Loading Packages
library(tidyverse)
library(stringr)
library(broom)
library(ggthemes)
library(moments)
Sampling from vectors
Use the sample function to simulate 100000 dice rolls, storing the result in a vector called rolls. What proportion of rolls were each number?
rolls <- sample(1:6,100000, replace = TRUE)
table(rolls) / length(rolls)
## rolls
## 1 2 3 4 5 6
## 0.16662 0.16766 0.16726 0.16633 0.16593 0.16620
Using the rle() function, what are the most consecutive rolls with the same die value?
rle_result <- rle(rolls)
# Find the maximum length of consecutive values
max_consecutive <- max(rle_result$lengths)
# Print the maximum length
print(max_consecutive)
## [1] 7
What is the total number of runs of each length?
# Calculate the total number of runs of each length
runs_lengths <- table(rle_result$lengths)
# Print the results
print(runs_lengths)
##
## 1 2 3 4 5 6 7
## 69479 11587 1921 327 43 9 1
What is the ratio of the number of runs of length 2 compared to the number of runs of length 1? What about the number of runs of length 3 compared to 2?
# Calculate the ratio of runs of length 2 compared to length 1
ratio_2_to_1 <- runs_lengths[2] / runs_lengths[1]
# Calculate the ratio of runs of length 3 compared to length 2
ratio_3_to_2 <- runs_lengths[3] / runs_lengths[2]
# Print the results
print(ratio_2_to_1)
## 2
## 0.1667698
## 3
## 0.1657892
What are these ratios close to?
Answer: These are close to 1/6
You try
Randomly select 10 values from the fruit vector🍇🍉🍓🥝🍒that is available from the stringr package, and run your code several times. Does sample() use sampling with or without replacement by default?
## [1] "breadfruit" "satsuma" "apricot" "feijoa" "blackberry"

### Short exercise 1
According to the dice-rolling text, what are the ratios of run lengths close to?
### Short exercise 2
Reproduce the part of the dice-rolling text starting at "library(ggthemes)" and ending at "table(rolls) / length(rolls)".

### Supplied data
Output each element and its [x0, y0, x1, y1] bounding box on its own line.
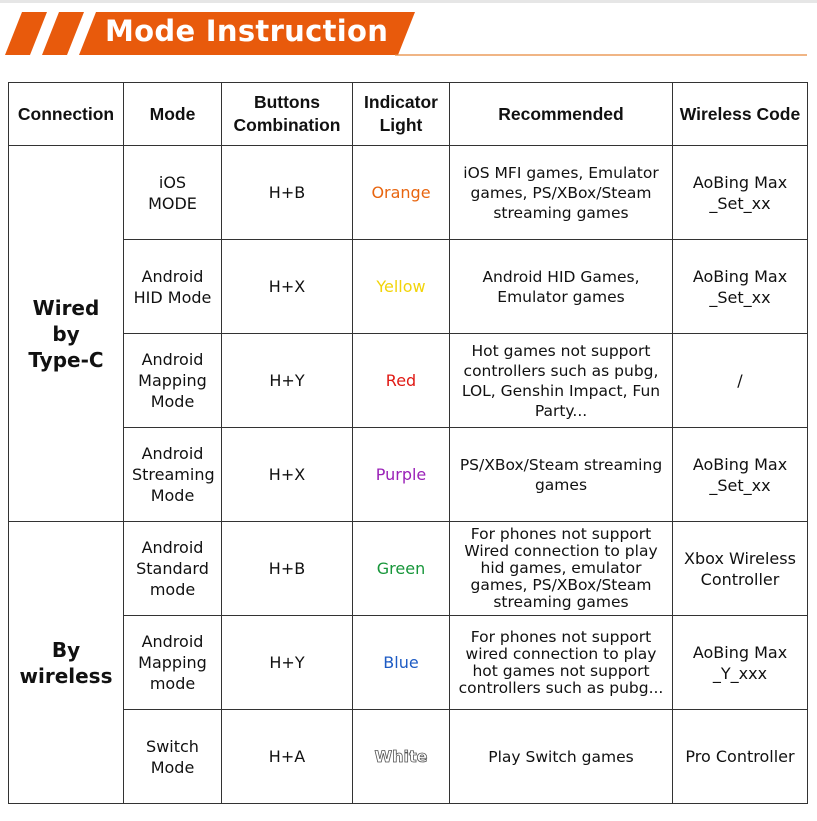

...

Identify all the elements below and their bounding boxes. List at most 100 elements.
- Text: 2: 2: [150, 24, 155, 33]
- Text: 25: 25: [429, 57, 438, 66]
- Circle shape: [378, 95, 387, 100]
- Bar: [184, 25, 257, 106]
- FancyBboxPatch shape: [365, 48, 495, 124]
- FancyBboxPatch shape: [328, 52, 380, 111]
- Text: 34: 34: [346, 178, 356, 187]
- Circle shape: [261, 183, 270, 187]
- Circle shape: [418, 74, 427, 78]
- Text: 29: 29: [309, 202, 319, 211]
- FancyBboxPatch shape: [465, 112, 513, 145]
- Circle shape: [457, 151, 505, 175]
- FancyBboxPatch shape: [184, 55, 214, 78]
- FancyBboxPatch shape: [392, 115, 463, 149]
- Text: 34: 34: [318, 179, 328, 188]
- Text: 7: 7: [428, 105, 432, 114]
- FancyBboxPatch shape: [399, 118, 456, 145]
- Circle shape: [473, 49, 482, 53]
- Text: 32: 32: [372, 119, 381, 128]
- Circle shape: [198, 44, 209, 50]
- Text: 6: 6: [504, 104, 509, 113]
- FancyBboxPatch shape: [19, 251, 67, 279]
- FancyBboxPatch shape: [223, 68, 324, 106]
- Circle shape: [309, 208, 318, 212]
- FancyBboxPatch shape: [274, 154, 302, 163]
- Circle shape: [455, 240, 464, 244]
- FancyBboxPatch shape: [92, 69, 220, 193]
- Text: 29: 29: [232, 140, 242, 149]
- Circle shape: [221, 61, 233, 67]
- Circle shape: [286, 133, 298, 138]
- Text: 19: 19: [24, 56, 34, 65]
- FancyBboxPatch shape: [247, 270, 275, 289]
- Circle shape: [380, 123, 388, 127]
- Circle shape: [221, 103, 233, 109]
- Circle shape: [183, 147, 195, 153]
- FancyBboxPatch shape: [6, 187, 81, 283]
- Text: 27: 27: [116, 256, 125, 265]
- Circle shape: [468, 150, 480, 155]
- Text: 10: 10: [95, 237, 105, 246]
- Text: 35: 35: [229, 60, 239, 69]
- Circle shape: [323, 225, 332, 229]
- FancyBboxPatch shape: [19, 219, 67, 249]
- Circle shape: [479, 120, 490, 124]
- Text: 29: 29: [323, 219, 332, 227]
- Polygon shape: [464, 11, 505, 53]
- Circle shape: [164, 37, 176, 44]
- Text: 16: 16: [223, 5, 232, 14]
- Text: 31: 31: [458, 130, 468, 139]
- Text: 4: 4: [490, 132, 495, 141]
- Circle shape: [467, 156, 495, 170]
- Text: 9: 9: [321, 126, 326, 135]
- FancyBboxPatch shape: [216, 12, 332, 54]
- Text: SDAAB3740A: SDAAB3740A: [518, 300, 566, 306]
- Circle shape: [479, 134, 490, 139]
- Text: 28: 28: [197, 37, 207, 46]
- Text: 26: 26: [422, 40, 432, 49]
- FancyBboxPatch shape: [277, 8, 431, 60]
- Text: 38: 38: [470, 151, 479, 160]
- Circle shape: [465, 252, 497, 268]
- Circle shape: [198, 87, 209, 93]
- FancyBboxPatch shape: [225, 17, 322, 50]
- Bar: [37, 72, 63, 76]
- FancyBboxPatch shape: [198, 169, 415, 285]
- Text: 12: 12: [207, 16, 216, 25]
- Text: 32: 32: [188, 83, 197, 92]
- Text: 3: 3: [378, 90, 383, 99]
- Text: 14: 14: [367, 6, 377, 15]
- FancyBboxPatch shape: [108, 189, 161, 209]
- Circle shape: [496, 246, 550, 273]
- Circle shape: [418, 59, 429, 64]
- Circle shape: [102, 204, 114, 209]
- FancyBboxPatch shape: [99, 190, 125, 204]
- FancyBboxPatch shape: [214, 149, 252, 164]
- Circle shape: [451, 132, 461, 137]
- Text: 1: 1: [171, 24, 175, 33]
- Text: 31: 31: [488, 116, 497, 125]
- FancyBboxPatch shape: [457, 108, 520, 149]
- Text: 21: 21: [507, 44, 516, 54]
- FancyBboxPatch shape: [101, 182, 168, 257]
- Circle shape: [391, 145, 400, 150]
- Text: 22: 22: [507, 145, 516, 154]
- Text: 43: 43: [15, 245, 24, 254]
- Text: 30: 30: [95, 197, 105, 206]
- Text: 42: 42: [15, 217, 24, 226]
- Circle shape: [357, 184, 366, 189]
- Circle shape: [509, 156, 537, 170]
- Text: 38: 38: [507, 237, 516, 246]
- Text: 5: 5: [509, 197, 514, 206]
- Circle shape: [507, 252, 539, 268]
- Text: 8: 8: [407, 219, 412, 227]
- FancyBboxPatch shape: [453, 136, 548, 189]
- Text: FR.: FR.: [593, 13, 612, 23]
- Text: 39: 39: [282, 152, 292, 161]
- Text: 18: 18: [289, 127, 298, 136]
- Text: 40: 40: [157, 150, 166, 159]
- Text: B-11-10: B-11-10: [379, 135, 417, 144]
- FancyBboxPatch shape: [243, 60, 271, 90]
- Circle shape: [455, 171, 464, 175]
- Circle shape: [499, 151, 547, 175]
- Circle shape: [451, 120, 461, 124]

...

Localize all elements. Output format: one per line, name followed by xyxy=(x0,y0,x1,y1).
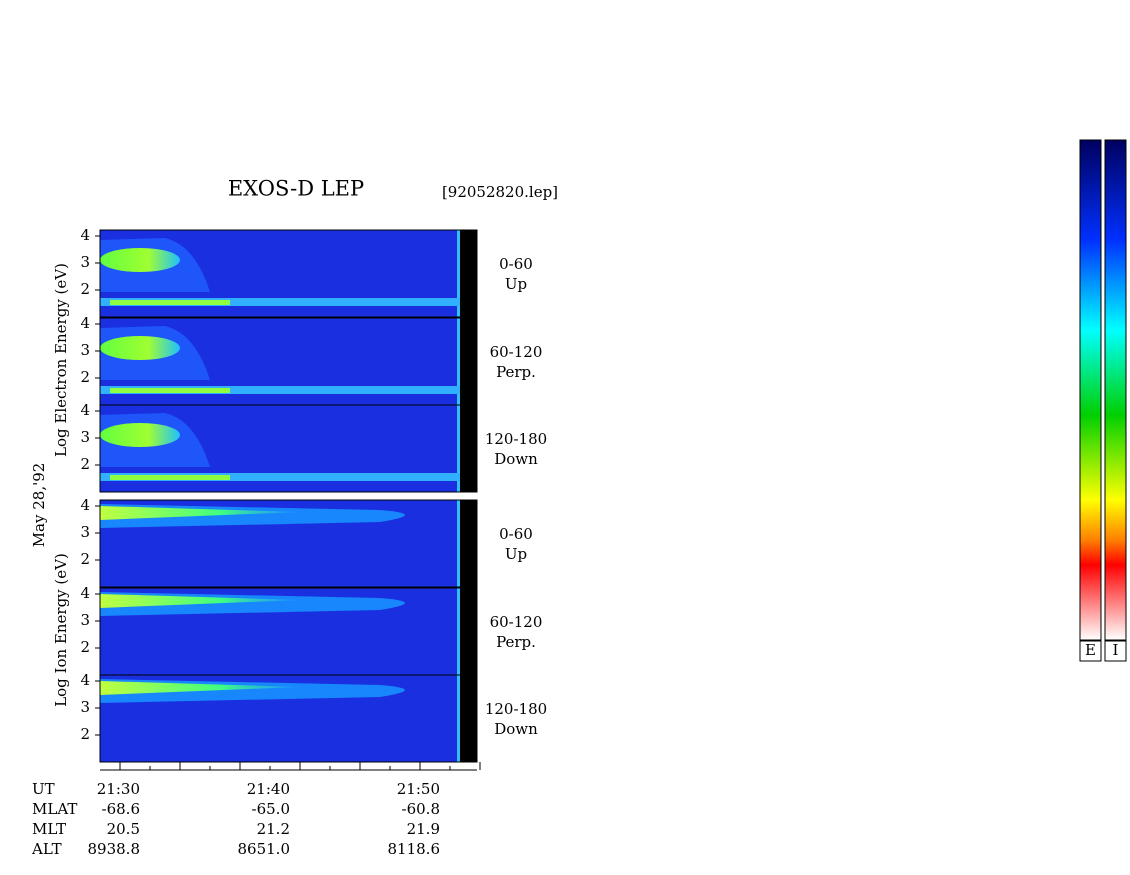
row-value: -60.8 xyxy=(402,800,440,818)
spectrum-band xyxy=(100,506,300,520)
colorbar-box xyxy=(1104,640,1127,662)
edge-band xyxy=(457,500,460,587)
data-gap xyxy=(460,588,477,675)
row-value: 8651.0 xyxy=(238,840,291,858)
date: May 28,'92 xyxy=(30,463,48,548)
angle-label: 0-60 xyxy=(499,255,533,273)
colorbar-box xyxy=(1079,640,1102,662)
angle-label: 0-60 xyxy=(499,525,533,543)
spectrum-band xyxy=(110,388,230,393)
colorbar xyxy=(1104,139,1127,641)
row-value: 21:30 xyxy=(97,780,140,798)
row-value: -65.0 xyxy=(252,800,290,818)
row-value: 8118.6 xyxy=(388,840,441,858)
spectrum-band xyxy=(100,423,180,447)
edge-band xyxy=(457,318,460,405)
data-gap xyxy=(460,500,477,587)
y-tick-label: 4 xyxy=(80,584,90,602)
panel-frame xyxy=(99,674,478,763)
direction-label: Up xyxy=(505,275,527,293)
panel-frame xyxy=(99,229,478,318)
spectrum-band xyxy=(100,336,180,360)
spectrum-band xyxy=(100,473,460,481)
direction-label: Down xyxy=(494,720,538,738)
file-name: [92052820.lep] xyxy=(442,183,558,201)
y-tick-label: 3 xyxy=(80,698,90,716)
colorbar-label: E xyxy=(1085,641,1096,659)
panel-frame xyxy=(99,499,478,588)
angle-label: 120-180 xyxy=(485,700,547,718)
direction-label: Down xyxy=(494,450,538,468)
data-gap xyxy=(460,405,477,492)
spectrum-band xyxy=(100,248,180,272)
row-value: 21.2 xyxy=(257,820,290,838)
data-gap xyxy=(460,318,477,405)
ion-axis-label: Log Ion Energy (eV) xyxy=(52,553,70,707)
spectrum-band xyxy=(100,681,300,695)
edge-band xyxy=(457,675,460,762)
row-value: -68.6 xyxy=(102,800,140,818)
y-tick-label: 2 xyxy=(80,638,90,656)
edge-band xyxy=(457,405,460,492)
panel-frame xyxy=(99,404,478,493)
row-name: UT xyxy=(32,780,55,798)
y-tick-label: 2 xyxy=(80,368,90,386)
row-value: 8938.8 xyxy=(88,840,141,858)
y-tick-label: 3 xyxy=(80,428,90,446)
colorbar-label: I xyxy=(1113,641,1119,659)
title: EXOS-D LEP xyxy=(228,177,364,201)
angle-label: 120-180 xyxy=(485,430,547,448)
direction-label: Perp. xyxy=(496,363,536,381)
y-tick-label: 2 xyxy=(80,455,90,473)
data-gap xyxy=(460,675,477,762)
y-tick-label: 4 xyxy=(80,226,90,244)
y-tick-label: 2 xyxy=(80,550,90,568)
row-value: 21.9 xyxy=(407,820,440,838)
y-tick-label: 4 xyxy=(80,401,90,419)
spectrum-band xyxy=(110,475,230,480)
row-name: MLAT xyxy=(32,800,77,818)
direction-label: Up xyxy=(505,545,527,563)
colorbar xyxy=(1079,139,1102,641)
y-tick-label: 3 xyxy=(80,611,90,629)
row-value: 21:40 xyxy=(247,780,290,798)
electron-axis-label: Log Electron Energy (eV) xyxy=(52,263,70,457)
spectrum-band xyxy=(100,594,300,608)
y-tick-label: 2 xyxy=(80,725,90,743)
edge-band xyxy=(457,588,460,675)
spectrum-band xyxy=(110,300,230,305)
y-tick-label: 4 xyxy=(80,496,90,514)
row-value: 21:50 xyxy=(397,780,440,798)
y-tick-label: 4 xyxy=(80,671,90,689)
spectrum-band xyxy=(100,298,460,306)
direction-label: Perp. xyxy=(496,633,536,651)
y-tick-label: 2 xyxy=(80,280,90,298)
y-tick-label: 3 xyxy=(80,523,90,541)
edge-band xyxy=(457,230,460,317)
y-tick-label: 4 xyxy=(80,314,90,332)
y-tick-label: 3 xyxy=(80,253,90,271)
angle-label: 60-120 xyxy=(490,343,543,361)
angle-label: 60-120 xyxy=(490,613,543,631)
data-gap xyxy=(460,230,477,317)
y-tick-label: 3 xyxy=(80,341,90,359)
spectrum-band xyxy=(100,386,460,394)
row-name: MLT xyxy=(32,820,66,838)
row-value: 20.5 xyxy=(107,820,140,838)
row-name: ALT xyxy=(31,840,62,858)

### Final result 1
They are close to 1/6.

### Final result 2
library(ggthemes)
library(moments)
Sampling from vectors
Use the sample function to simulate 100000 dice rolls, storing the result in a vector called rolls. What proportion of rolls were each number?
rolls <- sample(1:6,100000, replace = TRUE)
table(rolls) / length(rolls)